Dataset records
►

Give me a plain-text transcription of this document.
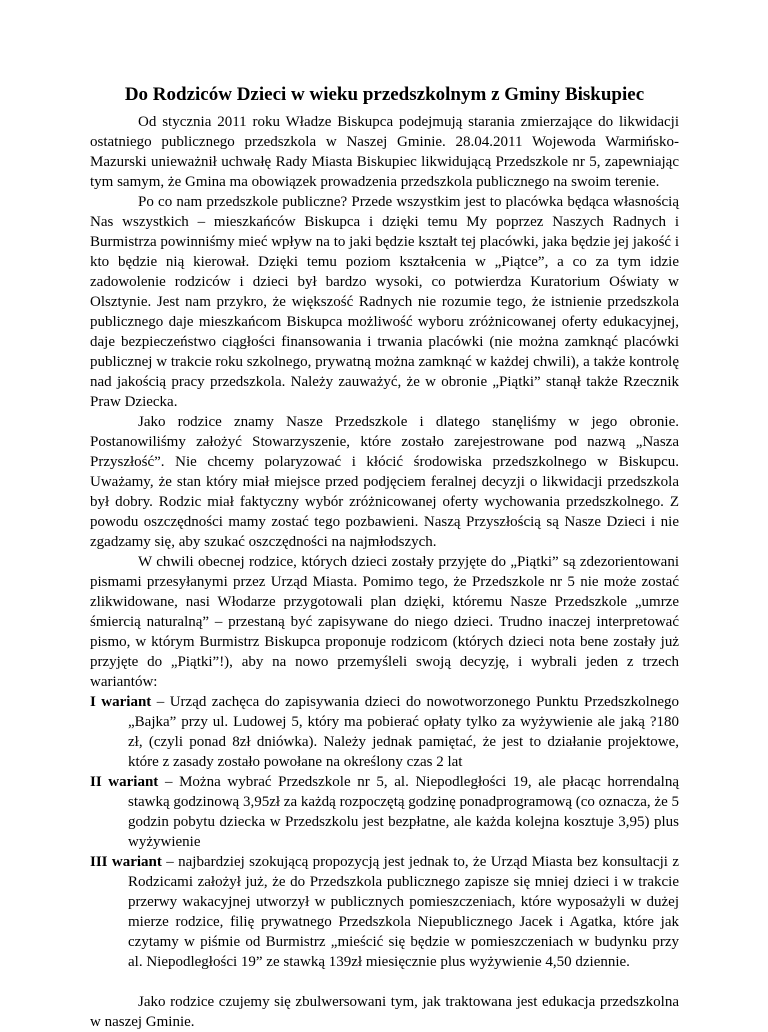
Do Rodziców Dzieci w wieku przedszkolnym z Gminy Biskupiec

Od stycznia 2011 roku Władze Biskupca podejmują starania zmierzające do likwidacji ostatniego publicznego przedszkola w Naszej Gminie. 28.04.2011 Wojewoda Warmińsko-Mazurski unieważnił uchwałę Rady Miasta Biskupiec likwidującą Przedszkole nr 5, zapewniając tym samym, że Gmina ma obowiązek prowadzenia przedszkola publicznego na swoim terenie.

Po co nam przedszkole publiczne? Przede wszystkim jest to placówka będąca własnością Nas wszystkich – mieszkańców Biskupca i dzięki temu My poprzez Naszych Radnych i Burmistrza powinniśmy mieć wpływ na to jaki będzie kształt tej placówki, jaka będzie jej jakość i kto będzie nią kierował. Dzięki temu poziom kształcenia w „Piątce”, a co za tym idzie zadowolenie rodziców i dzieci był bardzo wysoki, co potwierdza Kuratorium Oświaty w Olsztynie. Jest nam przykro, że większość Radnych nie rozumie tego, że istnienie przedszkola publicznego daje mieszkańcom Biskupca możliwość wyboru zróżnicowanej oferty edukacyjnej, daje bezpieczeństwo ciągłości finansowania i trwania placówki (nie można zamknąć placówki publicznej w trakcie roku szkolnego, prywatną można zamknąć w każdej chwili), a także kontrolę nad jakością pracy przedszkola. Należy zauważyć, że w obronie „Piątki” stanął także Rzecznik Praw Dziecka.

Jako rodzice znamy Nasze Przedszkole i dlatego stanęliśmy w jego obronie. Postanowiliśmy założyć Stowarzyszenie, które zostało zarejestrowane pod nazwą „Nasza Przyszłość”. Nie chcemy polaryzować i kłócić środowiska przedszkolnego w Biskupcu. Uważamy, że stan który miał miejsce przed podjęciem feralnej decyzji o likwidacji przedszkola był dobry. Rodzic miał faktyczny wybór zróżnicowanej oferty wychowania przedszkolnego. Z powodu oszczędności mamy zostać tego pozbawieni. Naszą Przyszłością są Nasze Dzieci i nie zgadzamy się, aby szukać oszczędności na najmłodszych.

W chwili obecnej rodzice, których dzieci zostały przyjęte do „Piątki” są zdezorientowani pismami przesyłanymi przez Urząd Miasta. Pomimo tego, że Przedszkole nr 5 nie może zostać zlikwidowane, nasi Włodarze przygotowali plan dzięki, któremu Nasze Przedszkole „umrze śmiercią naturalną” – przestaną być zapisywane do niego dzieci. Trudno inaczej interpretować pismo, w którym Burmistrz Biskupca proponuje rodzicom (których dzieci nota bene zostały już przyjęte do „Piątki”!), aby na nowo przemyśleli swoją decyzję, i wybrali jeden z trzech wariantów:

I wariant – Urząd zachęca do zapisywania dzieci do nowotworzonego Punktu Przedszkolnego „Bajka” przy ul. Ludowej 5, który ma pobierać opłaty tylko za wyżywienie ale jaką ?180 zł, (czyli ponad 8zł dniówka). Należy jednak pamiętać, że jest to działanie projektowe, które z zasady zostało powołane na określony czas 2 lat

II wariant – Można wybrać Przedszkole nr 5, al. Niepodległości 19, ale płacąc horrendalną stawką godzinową 3,95zł za każdą rozpoczętą godzinę ponadprogramową (co oznacza, że 5 godzin pobytu dziecka w Przedszkolu jest bezpłatne, ale każda kolejna kosztuje 3,95) plus wyżywienie

III wariant – najbardziej szokującą propozycją jest jednak to, że Urząd Miasta bez konsultacji z Rodzicami założył już, że do Przedszkola publicznego zapisze się mniej dzieci i w trakcie przerwy wakacyjnej utworzył w publicznych pomieszczeniach, które wyposażyli w dużej mierze rodzice, filię prywatnego Przedszkola Niepublicznego Jacek i Agatka, które jak czytamy w piśmie od Burmistrz „mieścić się będzie w pomieszczeniach w budynku przy al. Niepodległości 19” ze stawką 139zł miesięcznie plus wyżywienie 4,50 dziennie.

Jako rodzice czujemy się zbulwersowani tym, jak traktowana jest edukacja przedszkolna w naszej Gminie.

◄

:: Task ::
Find the string "likwidacji" in the entries above and return each line that holds it.

:: Solution to this task ::
Od stycznia 2011 roku Władze Biskupca podejmują starania zmierzające do likwidacji ostatniego publicznego przedszkola w Naszej Gminie. 28.04.2011 Wojewoda Warmińsko-Mazurski unieważnił uchwałę Rady Miasta Biskupiec likwidującą Przedszkole nr 5, zapewniając tym samym, że Gmina ma obowiązek prowadzenia przedszkola publicznego na swoim terenie.
Jako rodzice znamy Nasze Przedszkole i dlatego stanęliśmy w jego obronie. Postanowiliśmy założyć Stowarzyszenie, które zostało zarejestrowane pod nazwą „Nasza Przyszłość”. Nie chcemy polaryzować i kłócić środowiska przedszkolnego w Biskupcu. Uważamy, że stan który miał miejsce przed podjęciem feralnej decyzji o likwidacji przedszkola był dobry. Rodzic miał faktyczny wybór zróżnicowanej oferty wychowania przedszkolnego. Z powodu oszczędności mamy zostać tego pozbawieni. Naszą Przyszłością są Nasze Dzieci i nie zgadzamy się, aby szukać oszczędności na najmłodszych.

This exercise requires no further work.